What is needed
Images embedded in the records are excluded; print everything else exactly as given.

(Stored records)
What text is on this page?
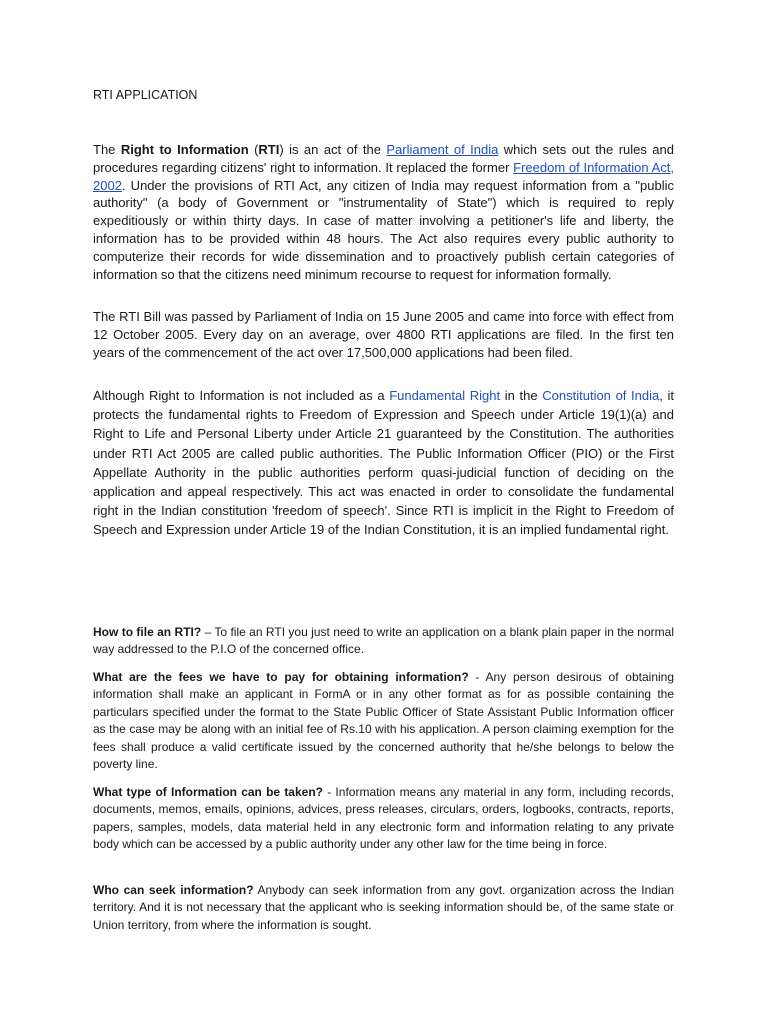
RTI APPLICATION

The Right to Information (RTI) is an act of the Parliament of India which sets out the rules and procedures regarding citizens' right to information. It replaced the former Freedom of Information Act, 2002. Under the provisions of RTI Act, any citizen of India may request information from a "public authority" (a body of Government or "instrumentality of State") which is required to reply expeditiously or within thirty days. In case of matter involving a petitioner's life and liberty, the information has to be provided within 48 hours. The Act also requires every public authority to computerize their records for wide dissemination and to proactively publish certain categories of information so that the citizens need minimum recourse to request for information formally.

The RTI Bill was passed by Parliament of India on 15 June 2005 and came into force with effect from 12 October 2005. Every day on an average, over 4800 RTI applications are filed. In the first ten years of the commencement of the act over 17,500,000 applications had been filed.

Although Right to Information is not included as a Fundamental Right in the Constitution of India, it protects the fundamental rights to Freedom of Expression and Speech under Article 19(1)(a) and Right to Life and Personal Liberty under Article 21 guaranteed by the Constitution. The authorities under RTI Act 2005 are called public authorities. The Public Information Officer (PIO) or the First Appellate Authority in the public authorities perform quasi-judicial function of deciding on the application and appeal respectively. This act was enacted in order to consolidate the fundamental right in the Indian constitution 'freedom of speech'. Since RTI is implicit in the Right to Freedom of Speech and Expression under Article 19 of the Indian Constitution, it is an implied fundamental right.

How to file an RTI? – To file an RTI you just need to write an application on a blank plain paper in the normal way addressed to the P.I.O of the concerned office.

What are the fees we have to pay for obtaining information? - Any person desirous of obtaining information shall make an applicant in FormA or in any other format as for as possible containing the particulars specified under the format to the State Public Officer of State Assistant Public Information officer as the case may be along with an initial fee of Rs.10 with his application. A person claiming exemption for the fees shall produce a valid certificate issued by the concerned authority that he/she belongs to below the poverty line.

What type of Information can be taken? - Information means any material in any form, including records, documents, memos, emails, opinions, advices, press releases, circulars, orders, logbooks, contracts, reports, papers, samples, models, data material held in any electronic form and information relating to any private body which can be accessed by a public authority under any other law for the time being in force.

Who can seek information? Anybody can seek information from any govt. organization across the Indian territory. And it is not necessary that the applicant who is seeking information should be, of the same state or Union territory, from where the information is sought.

Final result
What text is on this page?
RTI APPLICATION

The Right to Information (RTI) is an act of the Parliament of India which sets out the rules and procedures regarding citizens' right to information. It replaced the former Freedom of Information Act, 2002. Under the provisions of RTI Act, any citizen of India may request information from a "public authority" (a body of Government or "instrumentality of State") which is required to reply expeditiously or within thirty days. In case of matter involving a petitioner's life and liberty, the information has to be provided within 48 hours. The Act also requires every public authority to computerize their records for wide dissemination and to proactively publish certain categories of information so that the citizens need minimum recourse to request for information formally.

The RTI Bill was passed by Parliament of India on 15 June 2005 and came into force with effect from 12 October 2005. Every day on an average, over 4800 RTI applications are filed. In the first ten years of the commencement of the act over 17,500,000 applications had been filed.

Although Right to Information is not included as a Fundamental Right in the Constitution of India, it protects the fundamental rights to Freedom of Expression and Speech under Article 19(1)(a) and Right to Life and Personal Liberty under Article 21 guaranteed by the Constitution. The authorities under RTI Act 2005 are called public authorities. The Public Information Officer (PIO) or the First Appellate Authority in the public authorities perform quasi-judicial function of deciding on the application and appeal respectively. This act was enacted in order to consolidate the fundamental right in the Indian constitution 'freedom of speech'. Since RTI is implicit in the Right to Freedom of Speech and Expression under Article 19 of the Indian Constitution, it is an implied fundamental right.

How to file an RTI? – To file an RTI you just need to write an application on a blank plain paper in the normal way addressed to the P.I.O of the concerned office.

What are the fees we have to pay for obtaining information? - Any person desirous of obtaining information shall make an applicant in FormA or in any other format as for as possible containing the particulars specified under the format to the State Public Officer of State Assistant Public Information officer as the case may be along with an initial fee of Rs.10 with his application. A person claiming exemption for the fees shall produce a valid certificate issued by the concerned authority that he/she belongs to below the poverty line.

What type of Information can be taken? - Information means any material in any form, including records, documents, memos, emails, opinions, advices, press releases, circulars, orders, logbooks, contracts, reports, papers, samples, models, data material held in any electronic form and information relating to any private body which can be accessed by a public authority under any other law for the time being in force.

Who can seek information? Anybody can seek information from any govt. organization across the Indian territory. And it is not necessary that the applicant who is seeking information should be, of the same state or Union territory, from where the information is sought.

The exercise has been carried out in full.